Locate all lines with the word "Gesteine" and copy them out.
—————
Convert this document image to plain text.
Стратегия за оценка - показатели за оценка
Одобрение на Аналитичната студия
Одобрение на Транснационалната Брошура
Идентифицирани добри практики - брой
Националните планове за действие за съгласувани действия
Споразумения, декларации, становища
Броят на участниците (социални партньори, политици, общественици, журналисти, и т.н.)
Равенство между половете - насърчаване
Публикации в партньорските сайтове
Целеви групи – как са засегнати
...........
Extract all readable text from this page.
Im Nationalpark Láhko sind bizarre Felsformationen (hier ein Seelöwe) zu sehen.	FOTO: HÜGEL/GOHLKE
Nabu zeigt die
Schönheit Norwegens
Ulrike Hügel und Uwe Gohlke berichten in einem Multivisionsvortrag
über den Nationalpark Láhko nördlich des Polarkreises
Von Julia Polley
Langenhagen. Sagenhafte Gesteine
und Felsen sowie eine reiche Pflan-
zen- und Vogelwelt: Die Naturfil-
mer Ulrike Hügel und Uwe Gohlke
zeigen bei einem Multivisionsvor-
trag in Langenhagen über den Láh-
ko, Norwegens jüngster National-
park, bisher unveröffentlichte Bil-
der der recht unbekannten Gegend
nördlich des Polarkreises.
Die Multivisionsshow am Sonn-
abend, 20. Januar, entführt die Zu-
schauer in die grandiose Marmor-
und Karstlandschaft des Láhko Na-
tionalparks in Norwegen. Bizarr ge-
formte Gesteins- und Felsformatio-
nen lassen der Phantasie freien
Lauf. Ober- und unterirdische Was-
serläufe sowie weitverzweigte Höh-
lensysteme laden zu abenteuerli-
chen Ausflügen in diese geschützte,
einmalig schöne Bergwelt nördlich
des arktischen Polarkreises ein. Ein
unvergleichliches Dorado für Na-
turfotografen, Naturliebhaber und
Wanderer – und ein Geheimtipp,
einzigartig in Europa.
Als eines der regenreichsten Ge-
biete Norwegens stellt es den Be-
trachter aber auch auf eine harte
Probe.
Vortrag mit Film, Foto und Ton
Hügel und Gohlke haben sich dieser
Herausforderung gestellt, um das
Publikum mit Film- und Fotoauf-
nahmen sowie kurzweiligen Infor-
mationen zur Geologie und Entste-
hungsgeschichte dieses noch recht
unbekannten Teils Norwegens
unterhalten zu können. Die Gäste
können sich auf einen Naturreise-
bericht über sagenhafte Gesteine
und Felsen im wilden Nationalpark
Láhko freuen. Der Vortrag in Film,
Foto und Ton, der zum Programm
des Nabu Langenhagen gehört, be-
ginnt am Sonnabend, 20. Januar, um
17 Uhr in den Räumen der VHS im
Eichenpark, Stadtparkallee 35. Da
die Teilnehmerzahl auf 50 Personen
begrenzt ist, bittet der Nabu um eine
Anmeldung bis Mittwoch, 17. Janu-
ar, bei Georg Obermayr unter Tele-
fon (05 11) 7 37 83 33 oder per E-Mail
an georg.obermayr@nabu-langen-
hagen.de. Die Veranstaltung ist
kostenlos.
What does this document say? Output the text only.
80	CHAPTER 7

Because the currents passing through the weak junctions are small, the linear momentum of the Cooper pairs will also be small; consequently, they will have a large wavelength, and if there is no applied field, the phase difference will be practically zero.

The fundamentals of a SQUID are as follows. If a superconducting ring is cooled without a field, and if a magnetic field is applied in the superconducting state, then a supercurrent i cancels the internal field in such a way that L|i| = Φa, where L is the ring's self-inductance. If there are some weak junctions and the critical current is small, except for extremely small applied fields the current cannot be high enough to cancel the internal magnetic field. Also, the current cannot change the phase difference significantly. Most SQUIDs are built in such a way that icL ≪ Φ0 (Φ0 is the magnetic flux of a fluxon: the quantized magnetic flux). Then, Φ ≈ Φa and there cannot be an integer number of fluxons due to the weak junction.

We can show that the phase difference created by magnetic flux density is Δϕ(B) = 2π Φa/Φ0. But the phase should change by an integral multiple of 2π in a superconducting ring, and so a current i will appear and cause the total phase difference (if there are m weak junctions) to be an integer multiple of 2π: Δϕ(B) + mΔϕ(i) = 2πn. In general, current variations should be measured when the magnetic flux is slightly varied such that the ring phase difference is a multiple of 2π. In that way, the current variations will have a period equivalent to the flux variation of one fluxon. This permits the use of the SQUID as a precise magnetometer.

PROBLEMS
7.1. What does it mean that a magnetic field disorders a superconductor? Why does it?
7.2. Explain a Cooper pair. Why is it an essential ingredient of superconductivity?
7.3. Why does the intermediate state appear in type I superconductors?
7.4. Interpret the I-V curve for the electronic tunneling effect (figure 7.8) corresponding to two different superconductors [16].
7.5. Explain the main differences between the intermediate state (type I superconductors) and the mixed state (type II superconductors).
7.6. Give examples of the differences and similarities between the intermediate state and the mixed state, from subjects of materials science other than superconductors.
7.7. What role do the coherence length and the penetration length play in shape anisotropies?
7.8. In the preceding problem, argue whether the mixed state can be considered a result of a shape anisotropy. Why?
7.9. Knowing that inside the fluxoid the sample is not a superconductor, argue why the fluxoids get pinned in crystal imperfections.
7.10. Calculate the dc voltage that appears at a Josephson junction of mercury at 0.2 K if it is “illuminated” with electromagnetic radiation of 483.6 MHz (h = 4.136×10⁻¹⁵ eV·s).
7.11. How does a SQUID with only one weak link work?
—————
▶ Finished answer:
Langenhagen. Sagenhafte Gesteine
bericht über sagenhafte Gesteine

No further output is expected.